Given instruction: Drop the images; return everything else in the listing below exactly.
** begin Given records **
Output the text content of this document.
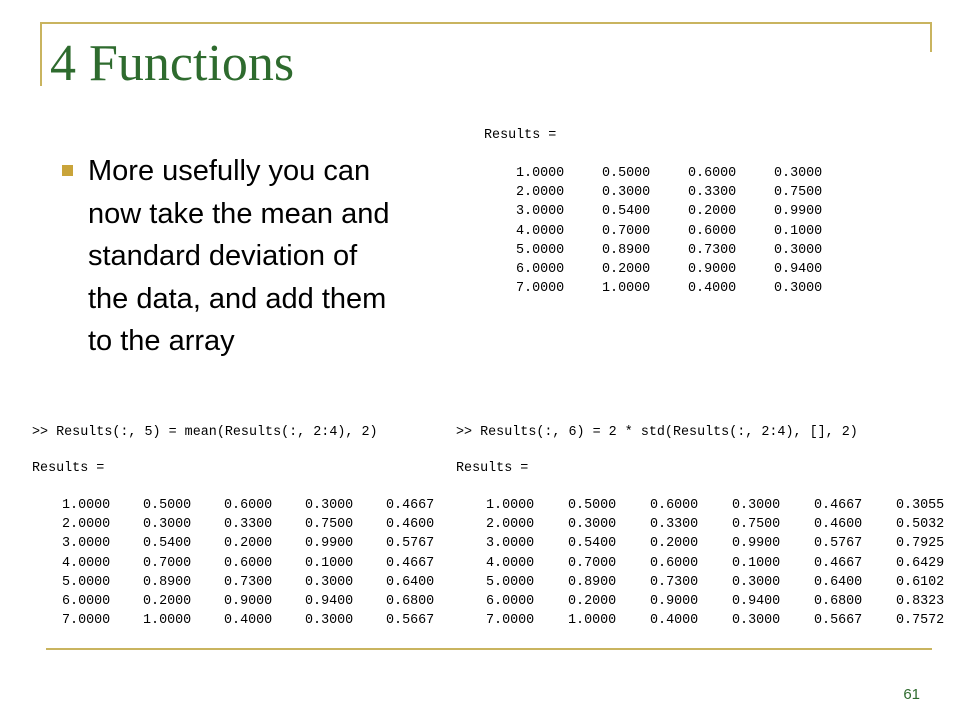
4 Functions
More usefully you can now take the mean and standard deviation of the data, and add them to the array
Results =
1.0000	0.5000	0.6000	0.3000
2.0000	0.3000	0.3300	0.7500
3.0000	0.5400	0.2000	0.9900
4.0000	0.7000	0.6000	0.1000
5.0000	0.8900	0.7300	0.3000
6.0000	0.2000	0.9000	0.9400
7.0000	1.0000	0.4000	0.3000
>> Results(:, 5) = mean(Results(:, 2:4), 2)
Results =
1.0000	0.5000	0.6000	0.3000	0.4667
2.0000	0.3000	0.3300	0.7500	0.4600
3.0000	0.5400	0.2000	0.9900	0.5767
4.0000	0.7000	0.6000	0.1000	0.4667
5.0000	0.8900	0.7300	0.3000	0.6400
6.0000	0.2000	0.9000	0.9400	0.6800
7.0000	1.0000	0.4000	0.3000	0.5667
>> Results(:, 6) = 2 * std(Results(:, 2:4), [], 2)
Results =
1.0000	0.5000	0.6000	0.3000	0.4667	0.3055
2.0000	0.3000	0.3300	0.7500	0.4600	0.5032
3.0000	0.5400	0.2000	0.9900	0.5767	0.7925
4.0000	0.7000	0.6000	0.1000	0.4667	0.6429
5.0000	0.8900	0.7300	0.3000	0.6400	0.6102
6.0000	0.2000	0.9000	0.9400	0.6800	0.8323
7.0000	1.0000	0.4000	0.3000	0.5667	0.7572
61
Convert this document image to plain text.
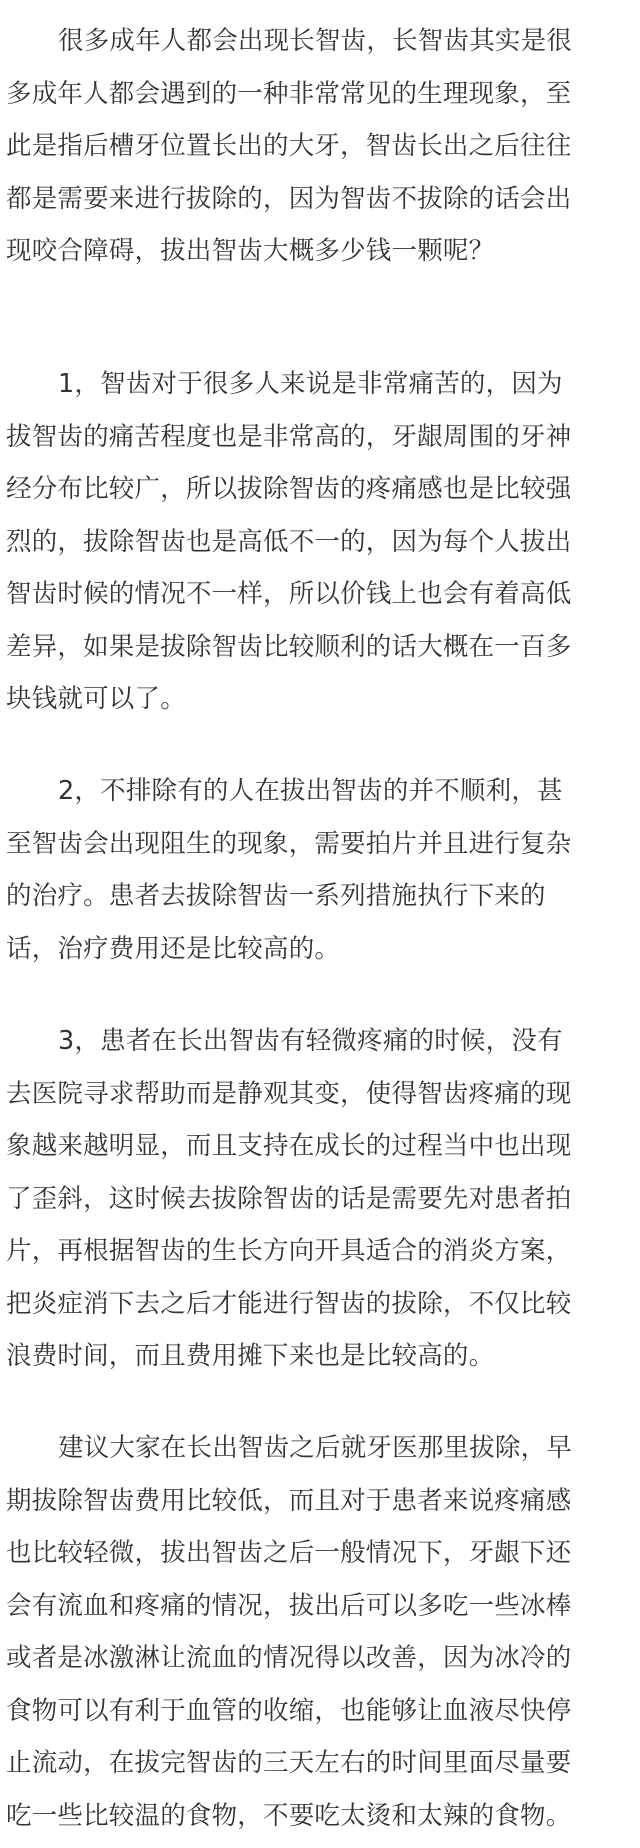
很多成年人都会出现长智齿，长智齿其实是很
多成年人都会遇到的一种非常常见的生理现象，至
此是指后槽牙位置长出的大牙，智齿长出之后往往
都是需要来进行拔除的，因为智齿不拔除的话会出
现咬合障碍，拔出智齿大概多少钱一颗呢？
1，智齿对于很多人来说是非常痛苦的，因为
拔智齿的痛苦程度也是非常高的，牙龈周围的牙神
经分布比较广，所以拔除智齿的疼痛感也是比较强
烈的，拔除智齿也是高低不一的，因为每个人拔出
智齿时候的情况不一样，所以价钱上也会有着高低
差异，如果是拔除智齿比较顺利的话大概在一百多
块钱就可以了。
2，不排除有的人在拔出智齿的并不顺利，甚
至智齿会出现阻生的现象，需要拍片并且进行复杂
的治疗。患者去拔除智齿一系列措施执行下来的
话，治疗费用还是比较高的。
3，患者在长出智齿有轻微疼痛的时候，没有
去医院寻求帮助而是静观其变，使得智齿疼痛的现
象越来越明显，而且支持在成长的过程当中也出现
了歪斜，这时候去拔除智齿的话是需要先对患者拍
片，再根据智齿的生长方向开具适合的消炎方案，
把炎症消下去之后才能进行智齿的拔除，不仅比较
浪费时间，而且费用摊下来也是比较高的。
建议大家在长出智齿之后就牙医那里拔除，早
期拔除智齿费用比较低，而且对于患者来说疼痛感
也比较轻微，拔出智齿之后一般情况下，牙龈下还
会有流血和疼痛的情况，拔出后可以多吃一些冰棒
或者是冰激淋让流血的情况得以改善，因为冰冷的
食物可以有利于血管的收缩，也能够让血液尽快停
止流动，在拔完智齿的三天左右的时间里面尽量要
吃一些比较温的食物，不要吃太烫和太辣的食物。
** end Given records **
Solution to the problem:
Output the text content of this document.
4 Functions
More usefully you can now take the mean and standard deviation of the data, and add them to the array
Results =
1.0000	0.5000	0.6000	0.3000
2.0000	0.3000	0.3300	0.7500
3.0000	0.5400	0.2000	0.9900
4.0000	0.7000	0.6000	0.1000
5.0000	0.8900	0.7300	0.3000
6.0000	0.2000	0.9000	0.9400
7.0000	1.0000	0.4000	0.3000
>> Results(:, 5) = mean(Results(:, 2:4), 2)
Results =
1.0000	0.5000	0.6000	0.3000	0.4667
2.0000	0.3000	0.3300	0.7500	0.4600
3.0000	0.5400	0.2000	0.9900	0.5767
4.0000	0.7000	0.6000	0.1000	0.4667
5.0000	0.8900	0.7300	0.3000	0.6400
6.0000	0.2000	0.9000	0.9400	0.6800
7.0000	1.0000	0.4000	0.3000	0.5667
>> Results(:, 6) = 2 * std(Results(:, 2:4), [], 2)
Results =
1.0000	0.5000	0.6000	0.3000	0.4667	0.3055
2.0000	0.3000	0.3300	0.7500	0.4600	0.5032
3.0000	0.5400	0.2000	0.9900	0.5767	0.7925
4.0000	0.7000	0.6000	0.1000	0.4667	0.6429
5.0000	0.8900	0.7300	0.3000	0.6400	0.6102
6.0000	0.2000	0.9000	0.9400	0.6800	0.8323
7.0000	1.0000	0.4000	0.3000	0.5667	0.7572
61
Convert this document image to plain text.
很多成年人都会出现长智齿，长智齿其实是很
多成年人都会遇到的一种非常常见的生理现象，至
此是指后槽牙位置长出的大牙，智齿长出之后往往
都是需要来进行拔除的，因为智齿不拔除的话会出
现咬合障碍，拔出智齿大概多少钱一颗呢？
1，智齿对于很多人来说是非常痛苦的，因为
拔智齿的痛苦程度也是非常高的，牙龈周围的牙神
经分布比较广，所以拔除智齿的疼痛感也是比较强
烈的，拔除智齿也是高低不一的，因为每个人拔出
智齿时候的情况不一样，所以价钱上也会有着高低
差异，如果是拔除智齿比较顺利的话大概在一百多
块钱就可以了。
2，不排除有的人在拔出智齿的并不顺利，甚
至智齿会出现阻生的现象，需要拍片并且进行复杂
的治疗。患者去拔除智齿一系列措施执行下来的
话，治疗费用还是比较高的。
3，患者在长出智齿有轻微疼痛的时候，没有
去医院寻求帮助而是静观其变，使得智齿疼痛的现
象越来越明显，而且支持在成长的过程当中也出现
了歪斜，这时候去拔除智齿的话是需要先对患者拍
片，再根据智齿的生长方向开具适合的消炎方案，
把炎症消下去之后才能进行智齿的拔除，不仅比较
浪费时间，而且费用摊下来也是比较高的。
建议大家在长出智齿之后就牙医那里拔除，早
期拔除智齿费用比较低，而且对于患者来说疼痛感
也比较轻微，拔出智齿之后一般情况下，牙龈下还
会有流血和疼痛的情况，拔出后可以多吃一些冰棒
或者是冰激淋让流血的情况得以改善，因为冰冷的
食物可以有利于血管的收缩，也能够让血液尽快停
止流动，在拔完智齿的三天左右的时间里面尽量要
吃一些比较温的食物，不要吃太烫和太辣的食物。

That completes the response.